_GOAL_
Find and copy lines holding "connector".

_DATA FOR THIS EXERCISE_
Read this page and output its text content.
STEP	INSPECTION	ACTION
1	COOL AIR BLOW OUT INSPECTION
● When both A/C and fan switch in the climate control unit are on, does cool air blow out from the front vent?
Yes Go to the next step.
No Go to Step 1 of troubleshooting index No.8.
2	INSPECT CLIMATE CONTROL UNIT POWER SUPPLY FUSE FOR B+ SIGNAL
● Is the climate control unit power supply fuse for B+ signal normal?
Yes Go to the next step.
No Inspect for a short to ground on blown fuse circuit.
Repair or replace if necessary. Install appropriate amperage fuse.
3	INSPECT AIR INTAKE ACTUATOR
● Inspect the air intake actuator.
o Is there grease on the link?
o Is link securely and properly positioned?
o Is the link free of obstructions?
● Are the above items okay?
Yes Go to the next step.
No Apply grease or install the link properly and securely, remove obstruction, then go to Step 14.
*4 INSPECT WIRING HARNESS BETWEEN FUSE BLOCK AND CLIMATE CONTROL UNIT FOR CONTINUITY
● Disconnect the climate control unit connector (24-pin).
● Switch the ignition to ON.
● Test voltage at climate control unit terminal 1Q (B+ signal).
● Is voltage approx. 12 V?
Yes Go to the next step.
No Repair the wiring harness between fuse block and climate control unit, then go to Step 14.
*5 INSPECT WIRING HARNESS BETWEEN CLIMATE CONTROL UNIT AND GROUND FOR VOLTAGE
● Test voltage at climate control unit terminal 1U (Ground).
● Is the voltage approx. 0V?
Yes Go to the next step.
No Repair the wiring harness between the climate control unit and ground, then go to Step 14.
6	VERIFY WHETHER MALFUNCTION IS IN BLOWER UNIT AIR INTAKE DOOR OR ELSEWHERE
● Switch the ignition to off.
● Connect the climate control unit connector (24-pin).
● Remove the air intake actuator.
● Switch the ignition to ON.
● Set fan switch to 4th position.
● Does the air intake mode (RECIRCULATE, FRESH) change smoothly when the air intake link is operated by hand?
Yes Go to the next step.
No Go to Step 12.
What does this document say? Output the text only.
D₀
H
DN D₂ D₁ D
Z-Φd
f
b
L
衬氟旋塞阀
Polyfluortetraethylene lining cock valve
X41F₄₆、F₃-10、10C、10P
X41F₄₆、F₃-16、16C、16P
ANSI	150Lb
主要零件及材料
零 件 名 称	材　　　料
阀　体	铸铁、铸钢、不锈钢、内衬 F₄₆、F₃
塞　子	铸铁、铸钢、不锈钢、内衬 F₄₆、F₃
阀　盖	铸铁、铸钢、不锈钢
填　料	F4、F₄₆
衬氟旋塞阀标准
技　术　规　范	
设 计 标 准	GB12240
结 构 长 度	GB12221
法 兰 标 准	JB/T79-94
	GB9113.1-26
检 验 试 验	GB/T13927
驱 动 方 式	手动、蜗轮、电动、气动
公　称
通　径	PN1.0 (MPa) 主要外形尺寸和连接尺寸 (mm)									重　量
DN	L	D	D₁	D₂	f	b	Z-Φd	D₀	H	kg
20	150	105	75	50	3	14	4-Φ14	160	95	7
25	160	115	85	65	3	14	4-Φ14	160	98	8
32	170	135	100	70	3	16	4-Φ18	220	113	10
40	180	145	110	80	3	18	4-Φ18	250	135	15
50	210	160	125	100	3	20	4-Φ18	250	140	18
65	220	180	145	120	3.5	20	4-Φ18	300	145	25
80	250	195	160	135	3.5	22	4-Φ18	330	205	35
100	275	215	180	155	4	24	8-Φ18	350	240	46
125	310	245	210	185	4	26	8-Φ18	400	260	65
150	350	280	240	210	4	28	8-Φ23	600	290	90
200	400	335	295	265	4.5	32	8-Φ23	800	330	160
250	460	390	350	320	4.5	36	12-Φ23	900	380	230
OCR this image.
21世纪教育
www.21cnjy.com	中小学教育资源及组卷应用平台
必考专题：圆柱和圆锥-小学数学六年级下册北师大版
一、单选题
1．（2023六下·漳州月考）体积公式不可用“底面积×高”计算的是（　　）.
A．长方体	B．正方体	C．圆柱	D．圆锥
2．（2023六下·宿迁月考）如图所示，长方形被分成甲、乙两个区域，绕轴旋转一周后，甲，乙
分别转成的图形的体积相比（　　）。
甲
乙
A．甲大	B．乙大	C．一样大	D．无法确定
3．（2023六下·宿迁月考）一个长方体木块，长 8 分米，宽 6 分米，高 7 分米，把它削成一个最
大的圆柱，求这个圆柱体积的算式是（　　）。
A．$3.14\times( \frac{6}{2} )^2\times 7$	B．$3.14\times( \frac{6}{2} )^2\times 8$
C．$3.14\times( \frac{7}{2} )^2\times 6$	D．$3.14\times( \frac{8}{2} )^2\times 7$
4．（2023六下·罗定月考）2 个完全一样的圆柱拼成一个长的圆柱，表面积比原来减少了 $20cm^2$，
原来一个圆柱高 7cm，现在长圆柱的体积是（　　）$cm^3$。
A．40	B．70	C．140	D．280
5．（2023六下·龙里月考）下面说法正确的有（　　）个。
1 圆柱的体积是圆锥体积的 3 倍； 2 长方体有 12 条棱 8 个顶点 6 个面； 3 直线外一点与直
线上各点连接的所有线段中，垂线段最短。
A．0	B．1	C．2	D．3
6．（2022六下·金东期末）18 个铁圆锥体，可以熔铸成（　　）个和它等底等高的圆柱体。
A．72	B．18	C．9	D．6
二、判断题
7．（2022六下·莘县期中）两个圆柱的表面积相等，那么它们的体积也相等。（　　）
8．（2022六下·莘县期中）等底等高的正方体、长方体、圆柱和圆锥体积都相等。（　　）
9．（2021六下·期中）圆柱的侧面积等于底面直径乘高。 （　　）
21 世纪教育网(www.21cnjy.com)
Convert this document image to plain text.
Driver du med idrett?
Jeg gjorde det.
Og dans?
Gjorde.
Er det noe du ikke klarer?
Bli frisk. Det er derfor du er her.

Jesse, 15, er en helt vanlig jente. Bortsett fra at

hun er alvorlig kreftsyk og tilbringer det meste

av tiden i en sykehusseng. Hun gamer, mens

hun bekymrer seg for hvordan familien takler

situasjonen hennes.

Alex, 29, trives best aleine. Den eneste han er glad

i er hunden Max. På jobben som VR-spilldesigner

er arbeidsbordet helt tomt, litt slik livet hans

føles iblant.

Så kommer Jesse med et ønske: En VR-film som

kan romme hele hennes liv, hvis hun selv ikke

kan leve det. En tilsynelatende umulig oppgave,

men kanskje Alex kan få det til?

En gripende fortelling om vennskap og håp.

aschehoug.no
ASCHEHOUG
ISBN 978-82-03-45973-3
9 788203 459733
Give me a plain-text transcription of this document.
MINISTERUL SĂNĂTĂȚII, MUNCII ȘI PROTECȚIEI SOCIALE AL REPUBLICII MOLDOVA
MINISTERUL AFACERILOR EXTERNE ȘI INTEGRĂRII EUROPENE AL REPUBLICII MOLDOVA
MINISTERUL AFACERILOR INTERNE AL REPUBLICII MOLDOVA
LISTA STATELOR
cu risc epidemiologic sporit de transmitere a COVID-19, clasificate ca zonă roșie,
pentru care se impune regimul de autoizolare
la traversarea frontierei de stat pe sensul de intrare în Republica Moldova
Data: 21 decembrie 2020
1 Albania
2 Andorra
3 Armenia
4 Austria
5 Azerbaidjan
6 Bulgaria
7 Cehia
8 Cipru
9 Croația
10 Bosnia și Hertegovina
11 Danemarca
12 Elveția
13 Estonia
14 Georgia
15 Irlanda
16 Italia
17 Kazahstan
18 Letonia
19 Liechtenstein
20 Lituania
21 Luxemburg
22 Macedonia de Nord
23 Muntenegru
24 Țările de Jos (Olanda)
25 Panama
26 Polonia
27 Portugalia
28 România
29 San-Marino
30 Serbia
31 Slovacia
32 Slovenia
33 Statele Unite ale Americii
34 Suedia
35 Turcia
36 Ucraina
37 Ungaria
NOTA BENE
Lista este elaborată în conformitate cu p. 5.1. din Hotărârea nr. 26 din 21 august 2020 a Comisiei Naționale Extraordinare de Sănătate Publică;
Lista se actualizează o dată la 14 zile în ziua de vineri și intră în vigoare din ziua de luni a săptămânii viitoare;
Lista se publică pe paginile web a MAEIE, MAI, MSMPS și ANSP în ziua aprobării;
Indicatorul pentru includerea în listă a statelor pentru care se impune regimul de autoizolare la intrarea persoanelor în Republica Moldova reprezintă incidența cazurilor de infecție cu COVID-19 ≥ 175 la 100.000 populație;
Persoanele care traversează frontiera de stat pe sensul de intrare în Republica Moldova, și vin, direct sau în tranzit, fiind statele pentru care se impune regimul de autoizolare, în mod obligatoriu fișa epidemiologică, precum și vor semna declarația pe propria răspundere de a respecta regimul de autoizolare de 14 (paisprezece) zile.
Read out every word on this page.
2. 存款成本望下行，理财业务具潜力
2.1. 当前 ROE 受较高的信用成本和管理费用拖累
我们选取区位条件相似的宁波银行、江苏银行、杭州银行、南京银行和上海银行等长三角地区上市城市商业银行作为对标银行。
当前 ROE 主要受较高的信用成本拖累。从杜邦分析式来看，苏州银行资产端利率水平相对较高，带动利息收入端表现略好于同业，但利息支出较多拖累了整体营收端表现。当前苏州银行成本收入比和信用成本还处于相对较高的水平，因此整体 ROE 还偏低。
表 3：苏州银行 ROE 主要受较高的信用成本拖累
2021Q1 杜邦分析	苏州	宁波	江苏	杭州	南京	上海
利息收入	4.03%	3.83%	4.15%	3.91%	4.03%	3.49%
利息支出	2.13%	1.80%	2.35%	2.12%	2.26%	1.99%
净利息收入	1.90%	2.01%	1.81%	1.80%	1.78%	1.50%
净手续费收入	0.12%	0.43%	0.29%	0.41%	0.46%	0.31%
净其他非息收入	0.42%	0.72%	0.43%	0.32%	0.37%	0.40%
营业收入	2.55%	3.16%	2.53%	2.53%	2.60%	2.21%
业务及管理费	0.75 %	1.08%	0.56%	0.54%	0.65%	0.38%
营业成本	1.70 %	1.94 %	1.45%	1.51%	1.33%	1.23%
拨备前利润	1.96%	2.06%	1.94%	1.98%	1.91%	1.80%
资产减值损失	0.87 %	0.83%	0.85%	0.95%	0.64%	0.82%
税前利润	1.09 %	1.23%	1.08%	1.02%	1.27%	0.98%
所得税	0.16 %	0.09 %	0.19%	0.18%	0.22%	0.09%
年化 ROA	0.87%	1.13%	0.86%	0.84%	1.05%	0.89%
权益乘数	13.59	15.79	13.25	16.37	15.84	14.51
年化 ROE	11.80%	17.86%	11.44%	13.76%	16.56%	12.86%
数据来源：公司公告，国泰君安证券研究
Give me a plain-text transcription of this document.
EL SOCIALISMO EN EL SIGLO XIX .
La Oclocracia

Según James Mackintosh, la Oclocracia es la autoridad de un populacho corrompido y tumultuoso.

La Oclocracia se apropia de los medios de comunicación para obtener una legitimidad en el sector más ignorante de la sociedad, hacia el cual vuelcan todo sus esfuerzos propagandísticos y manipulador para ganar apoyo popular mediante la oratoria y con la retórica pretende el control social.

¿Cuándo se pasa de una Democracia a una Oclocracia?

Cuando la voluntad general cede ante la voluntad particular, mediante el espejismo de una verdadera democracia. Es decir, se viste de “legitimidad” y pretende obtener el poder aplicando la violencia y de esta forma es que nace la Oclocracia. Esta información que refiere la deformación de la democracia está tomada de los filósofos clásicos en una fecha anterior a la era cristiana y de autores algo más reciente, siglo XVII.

_EXPECTED ANSWER_
● Disconnect the climate control unit connector (24-pin).
● Connect the climate control unit connector (24-pin).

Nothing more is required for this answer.